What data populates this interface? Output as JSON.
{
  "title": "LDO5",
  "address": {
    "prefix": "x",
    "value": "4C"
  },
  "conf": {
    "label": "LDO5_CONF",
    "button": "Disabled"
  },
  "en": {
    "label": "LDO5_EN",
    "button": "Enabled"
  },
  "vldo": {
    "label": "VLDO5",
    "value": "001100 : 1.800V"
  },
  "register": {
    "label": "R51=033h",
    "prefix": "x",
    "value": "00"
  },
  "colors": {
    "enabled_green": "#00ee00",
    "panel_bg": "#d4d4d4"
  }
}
──────────
*Required work:*
Say how many lines of the data include the word "value". Nothing other than the number should be given.

*Solution below:*
3